• GOAL:
Below is a set of records; restate each one word for word.

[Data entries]
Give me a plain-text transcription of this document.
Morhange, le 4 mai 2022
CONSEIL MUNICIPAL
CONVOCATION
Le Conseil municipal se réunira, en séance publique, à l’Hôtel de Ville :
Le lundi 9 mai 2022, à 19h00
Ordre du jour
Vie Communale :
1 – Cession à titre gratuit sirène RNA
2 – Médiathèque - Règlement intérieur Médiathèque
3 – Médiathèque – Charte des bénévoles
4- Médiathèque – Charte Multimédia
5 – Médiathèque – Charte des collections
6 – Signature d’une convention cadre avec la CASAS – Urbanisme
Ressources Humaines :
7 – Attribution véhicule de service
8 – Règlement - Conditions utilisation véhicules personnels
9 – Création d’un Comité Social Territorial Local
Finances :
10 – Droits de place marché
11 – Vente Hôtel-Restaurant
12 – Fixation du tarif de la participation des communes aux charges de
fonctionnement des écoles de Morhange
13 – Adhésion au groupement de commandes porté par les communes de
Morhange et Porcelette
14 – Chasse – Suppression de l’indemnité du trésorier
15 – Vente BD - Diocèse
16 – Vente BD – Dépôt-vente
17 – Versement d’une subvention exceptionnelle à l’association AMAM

• RESULT OF THE EXERCISE:
Give me a plain-text transcription of this document.
Morhange, le 4 mai 2022
CONSEIL MUNICIPAL
CONVOCATION
Le Conseil municipal se réunira, en séance publique, à l’Hôtel de Ville :
Le lundi 9 mai 2022, à 19h00
Ordre du jour
Vie Communale :
1 – Cession à titre gratuit sirène RNA
2 – Médiathèque - Règlement intérieur Médiathèque
3 – Médiathèque – Charte des bénévoles
4- Médiathèque – Charte Multimédia
5 – Médiathèque – Charte des collections
6 – Signature d’une convention cadre avec la CASAS – Urbanisme
Ressources Humaines :
7 – Attribution véhicule de service
8 – Règlement - Conditions utilisation véhicules personnels
9 – Création d’un Comité Social Territorial Local
Finances :
10 – Droits de place marché
11 – Vente Hôtel-Restaurant
12 – Fixation du tarif de la participation des communes aux charges de
fonctionnement des écoles de Morhange
13 – Adhésion au groupement de commandes porté par les communes de
Morhange et Porcelette
14 – Chasse – Suppression de l’indemnité du trésorier
15 – Vente BD - Diocèse
16 – Vente BD – Dépôt-vente
17 – Versement d’une subvention exceptionnelle à l’association AMAM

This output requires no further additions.